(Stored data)
▼
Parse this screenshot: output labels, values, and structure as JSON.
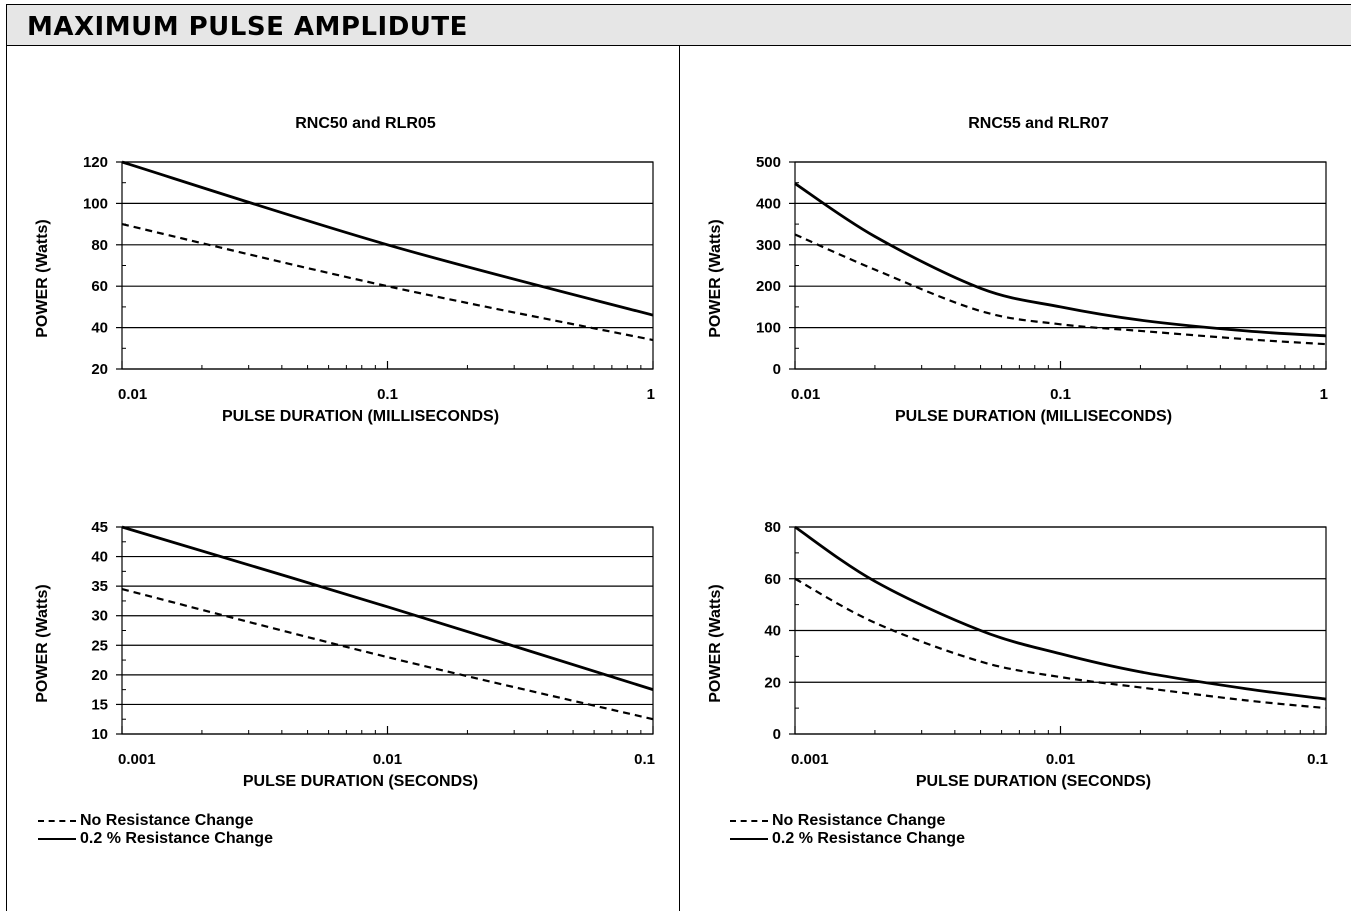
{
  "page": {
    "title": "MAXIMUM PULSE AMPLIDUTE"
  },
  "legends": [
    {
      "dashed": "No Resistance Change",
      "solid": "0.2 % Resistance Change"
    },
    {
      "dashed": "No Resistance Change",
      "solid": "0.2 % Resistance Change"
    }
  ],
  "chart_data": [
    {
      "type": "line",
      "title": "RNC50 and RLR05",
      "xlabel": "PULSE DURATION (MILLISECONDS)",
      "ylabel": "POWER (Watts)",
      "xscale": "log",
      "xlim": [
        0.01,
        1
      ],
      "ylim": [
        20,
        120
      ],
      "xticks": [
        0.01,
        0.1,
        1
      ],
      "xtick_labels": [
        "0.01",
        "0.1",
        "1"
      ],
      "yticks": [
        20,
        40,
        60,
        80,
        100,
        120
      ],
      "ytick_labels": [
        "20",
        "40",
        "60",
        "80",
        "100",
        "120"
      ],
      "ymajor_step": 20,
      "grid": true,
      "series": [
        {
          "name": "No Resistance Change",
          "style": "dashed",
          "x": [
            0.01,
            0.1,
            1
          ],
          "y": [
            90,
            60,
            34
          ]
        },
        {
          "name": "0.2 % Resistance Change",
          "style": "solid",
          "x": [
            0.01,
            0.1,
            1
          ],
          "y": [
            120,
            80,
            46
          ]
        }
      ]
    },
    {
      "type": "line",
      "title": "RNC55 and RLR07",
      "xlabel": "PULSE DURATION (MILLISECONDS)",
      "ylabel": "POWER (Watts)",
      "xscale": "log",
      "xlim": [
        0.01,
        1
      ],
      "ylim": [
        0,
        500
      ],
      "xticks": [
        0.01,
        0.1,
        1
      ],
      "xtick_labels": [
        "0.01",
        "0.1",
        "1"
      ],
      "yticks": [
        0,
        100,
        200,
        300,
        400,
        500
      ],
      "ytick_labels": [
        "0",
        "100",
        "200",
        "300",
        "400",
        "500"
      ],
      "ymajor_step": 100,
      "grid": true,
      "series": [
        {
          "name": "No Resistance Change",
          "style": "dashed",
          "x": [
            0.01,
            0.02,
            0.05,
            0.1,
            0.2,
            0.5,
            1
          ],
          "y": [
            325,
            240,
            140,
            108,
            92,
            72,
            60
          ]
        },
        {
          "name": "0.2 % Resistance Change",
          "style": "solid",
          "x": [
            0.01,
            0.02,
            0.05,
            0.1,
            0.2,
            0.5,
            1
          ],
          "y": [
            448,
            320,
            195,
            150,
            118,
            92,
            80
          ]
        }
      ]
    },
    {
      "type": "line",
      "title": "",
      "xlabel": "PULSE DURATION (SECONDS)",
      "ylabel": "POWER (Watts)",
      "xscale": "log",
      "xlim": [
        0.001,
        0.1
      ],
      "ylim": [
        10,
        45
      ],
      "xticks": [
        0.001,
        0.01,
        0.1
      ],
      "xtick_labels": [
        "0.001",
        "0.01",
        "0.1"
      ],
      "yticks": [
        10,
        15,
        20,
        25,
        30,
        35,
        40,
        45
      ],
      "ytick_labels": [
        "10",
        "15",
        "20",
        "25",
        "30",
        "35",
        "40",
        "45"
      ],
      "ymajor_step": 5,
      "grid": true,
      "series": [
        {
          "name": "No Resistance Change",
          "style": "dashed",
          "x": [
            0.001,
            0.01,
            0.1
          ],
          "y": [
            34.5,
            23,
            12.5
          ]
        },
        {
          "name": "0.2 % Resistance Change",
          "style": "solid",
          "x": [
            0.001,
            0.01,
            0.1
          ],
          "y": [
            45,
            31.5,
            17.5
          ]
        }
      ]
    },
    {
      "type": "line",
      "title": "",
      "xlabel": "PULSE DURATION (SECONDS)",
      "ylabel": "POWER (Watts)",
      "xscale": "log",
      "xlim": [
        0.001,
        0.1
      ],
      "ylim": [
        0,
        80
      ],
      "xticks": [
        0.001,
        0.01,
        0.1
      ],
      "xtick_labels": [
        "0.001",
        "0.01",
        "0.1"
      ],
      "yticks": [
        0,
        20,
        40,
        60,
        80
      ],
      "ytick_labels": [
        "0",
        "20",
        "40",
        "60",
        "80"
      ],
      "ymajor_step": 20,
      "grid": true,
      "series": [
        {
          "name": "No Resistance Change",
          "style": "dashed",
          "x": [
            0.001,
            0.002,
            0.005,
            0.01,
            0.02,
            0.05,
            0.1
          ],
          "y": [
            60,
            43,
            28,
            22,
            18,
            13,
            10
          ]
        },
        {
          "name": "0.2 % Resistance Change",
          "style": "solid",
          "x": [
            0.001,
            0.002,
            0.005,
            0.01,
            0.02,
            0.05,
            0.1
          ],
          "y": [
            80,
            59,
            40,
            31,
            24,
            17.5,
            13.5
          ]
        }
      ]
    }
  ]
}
▲
*WHAT IS REQUIRED*
Give back the whole listing as it stands, minus its pictures.

*ANSWER IN FULL*
Parse this screenshot: output labels, values, and structure as JSON.
{
  "page": {
    "title": "MAXIMUM PULSE AMPLIDUTE"
  },
  "legends": [
    {
      "dashed": "No Resistance Change",
      "solid": "0.2 % Resistance Change"
    },
    {
      "dashed": "No Resistance Change",
      "solid": "0.2 % Resistance Change"
    }
  ],
  "chart_data": [
    {
      "type": "line",
      "title": "RNC50 and RLR05",
      "xlabel": "PULSE DURATION (MILLISECONDS)",
      "ylabel": "POWER (Watts)",
      "xscale": "log",
      "xlim": [
        0.01,
        1
      ],
      "ylim": [
        20,
        120
      ],
      "xticks": [
        0.01,
        0.1,
        1
      ],
      "xtick_labels": [
        "0.01",
        "0.1",
        "1"
      ],
      "yticks": [
        20,
        40,
        60,
        80,
        100,
        120
      ],
      "ytick_labels": [
        "20",
        "40",
        "60",
        "80",
        "100",
        "120"
      ],
      "ymajor_step": 20,
      "grid": true,
      "series": [
        {
          "name": "No Resistance Change",
          "style": "dashed",
          "x": [
            0.01,
            0.1,
            1
          ],
          "y": [
            90,
            60,
            34
          ]
        },
        {
          "name": "0.2 % Resistance Change",
          "style": "solid",
          "x": [
            0.01,
            0.1,
            1
          ],
          "y": [
            120,
            80,
            46
          ]
        }
      ]
    },
    {
      "type": "line",
      "title": "RNC55 and RLR07",
      "xlabel": "PULSE DURATION (MILLISECONDS)",
      "ylabel": "POWER (Watts)",
      "xscale": "log",
      "xlim": [
        0.01,
        1
      ],
      "ylim": [
        0,
        500
      ],
      "xticks": [
        0.01,
        0.1,
        1
      ],
      "xtick_labels": [
        "0.01",
        "0.1",
        "1"
      ],
      "yticks": [
        0,
        100,
        200,
        300,
        400,
        500
      ],
      "ytick_labels": [
        "0",
        "100",
        "200",
        "300",
        "400",
        "500"
      ],
      "ymajor_step": 100,
      "grid": true,
      "series": [
        {
          "name": "No Resistance Change",
          "style": "dashed",
          "x": [
            0.01,
            0.02,
            0.05,
            0.1,
            0.2,
            0.5,
            1
          ],
          "y": [
            325,
            240,
            140,
            108,
            92,
            72,
            60
          ]
        },
        {
          "name": "0.2 % Resistance Change",
          "style": "solid",
          "x": [
            0.01,
            0.02,
            0.05,
            0.1,
            0.2,
            0.5,
            1
          ],
          "y": [
            448,
            320,
            195,
            150,
            118,
            92,
            80
          ]
        }
      ]
    },
    {
      "type": "line",
      "title": "",
      "xlabel": "PULSE DURATION (SECONDS)",
      "ylabel": "POWER (Watts)",
      "xscale": "log",
      "xlim": [
        0.001,
        0.1
      ],
      "ylim": [
        10,
        45
      ],
      "xticks": [
        0.001,
        0.01,
        0.1
      ],
      "xtick_labels": [
        "0.001",
        "0.01",
        "0.1"
      ],
      "yticks": [
        10,
        15,
        20,
        25,
        30,
        35,
        40,
        45
      ],
      "ytick_labels": [
        "10",
        "15",
        "20",
        "25",
        "30",
        "35",
        "40",
        "45"
      ],
      "ymajor_step": 5,
      "grid": true,
      "series": [
        {
          "name": "No Resistance Change",
          "style": "dashed",
          "x": [
            0.001,
            0.01,
            0.1
          ],
          "y": [
            34.5,
            23,
            12.5
          ]
        },
        {
          "name": "0.2 % Resistance Change",
          "style": "solid",
          "x": [
            0.001,
            0.01,
            0.1
          ],
          "y": [
            45,
            31.5,
            17.5
          ]
        }
      ]
    },
    {
      "type": "line",
      "title": "",
      "xlabel": "PULSE DURATION (SECONDS)",
      "ylabel": "POWER (Watts)",
      "xscale": "log",
      "xlim": [
        0.001,
        0.1
      ],
      "ylim": [
        0,
        80
      ],
      "xticks": [
        0.001,
        0.01,
        0.1
      ],
      "xtick_labels": [
        "0.001",
        "0.01",
        "0.1"
      ],
      "yticks": [
        0,
        20,
        40,
        60,
        80
      ],
      "ytick_labels": [
        "0",
        "20",
        "40",
        "60",
        "80"
      ],
      "ymajor_step": 20,
      "grid": true,
      "series": [
        {
          "name": "No Resistance Change",
          "style": "dashed",
          "x": [
            0.001,
            0.002,
            0.005,
            0.01,
            0.02,
            0.05,
            0.1
          ],
          "y": [
            60,
            43,
            28,
            22,
            18,
            13,
            10
          ]
        },
        {
          "name": "0.2 % Resistance Change",
          "style": "solid",
          "x": [
            0.001,
            0.002,
            0.005,
            0.01,
            0.02,
            0.05,
            0.1
          ],
          "y": [
            80,
            59,
            40,
            31,
            24,
            17.5,
            13.5
          ]
        }
      ]
    }
  ]
}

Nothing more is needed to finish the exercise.